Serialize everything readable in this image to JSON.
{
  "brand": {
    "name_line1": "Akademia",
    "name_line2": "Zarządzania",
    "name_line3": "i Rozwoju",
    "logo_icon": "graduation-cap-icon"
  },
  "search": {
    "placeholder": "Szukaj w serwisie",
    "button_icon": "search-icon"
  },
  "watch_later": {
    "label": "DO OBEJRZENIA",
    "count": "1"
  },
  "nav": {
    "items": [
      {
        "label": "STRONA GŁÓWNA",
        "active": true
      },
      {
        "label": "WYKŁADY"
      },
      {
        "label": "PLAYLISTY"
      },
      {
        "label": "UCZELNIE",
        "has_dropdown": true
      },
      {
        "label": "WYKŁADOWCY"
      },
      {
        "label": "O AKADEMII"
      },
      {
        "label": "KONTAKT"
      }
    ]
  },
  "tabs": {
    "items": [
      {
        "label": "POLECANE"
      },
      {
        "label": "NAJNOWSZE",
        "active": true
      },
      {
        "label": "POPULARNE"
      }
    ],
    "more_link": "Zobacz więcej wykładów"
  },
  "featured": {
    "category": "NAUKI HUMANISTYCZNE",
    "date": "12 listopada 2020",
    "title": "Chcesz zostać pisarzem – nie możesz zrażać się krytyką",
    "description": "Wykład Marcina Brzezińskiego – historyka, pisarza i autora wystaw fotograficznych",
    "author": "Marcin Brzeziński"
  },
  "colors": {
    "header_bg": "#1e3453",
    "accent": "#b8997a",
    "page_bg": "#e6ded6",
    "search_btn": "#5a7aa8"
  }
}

### GOAL
Recopy all the lines exactly as they appear.

### OUTPUT FOR THIS EXERCISE
Serialize everything readable in this image to JSON.
{
  "brand": {
    "name_line1": "Akademia",
    "name_line2": "Zarządzania",
    "name_line3": "i Rozwoju",
    "logo_icon": "graduation-cap-icon"
  },
  "search": {
    "placeholder": "Szukaj w serwisie",
    "button_icon": "search-icon"
  },
  "watch_later": {
    "label": "DO OBEJRZENIA",
    "count": "1"
  },
  "nav": {
    "items": [
      {
        "label": "STRONA GŁÓWNA",
        "active": true
      },
      {
        "label": "WYKŁADY"
      },
      {
        "label": "PLAYLISTY"
      },
      {
        "label": "UCZELNIE",
        "has_dropdown": true
      },
      {
        "label": "WYKŁADOWCY"
      },
      {
        "label": "O AKADEMII"
      },
      {
        "label": "KONTAKT"
      }
    ]
  },
  "tabs": {
    "items": [
      {
        "label": "POLECANE"
      },
      {
        "label": "NAJNOWSZE",
        "active": true
      },
      {
        "label": "POPULARNE"
      }
    ],
    "more_link": "Zobacz więcej wykładów"
  },
  "featured": {
    "category": "NAUKI HUMANISTYCZNE",
    "date": "12 listopada 2020",
    "title": "Chcesz zostać pisarzem – nie możesz zrażać się krytyką",
    "description": "Wykład Marcina Brzezińskiego – historyka, pisarza i autora wystaw fotograficznych",
    "author": "Marcin Brzeziński"
  },
  "colors": {
    "header_bg": "#1e3453",
    "accent": "#b8997a",
    "page_bg": "#e6ded6",
    "search_btn": "#5a7aa8"
  }
}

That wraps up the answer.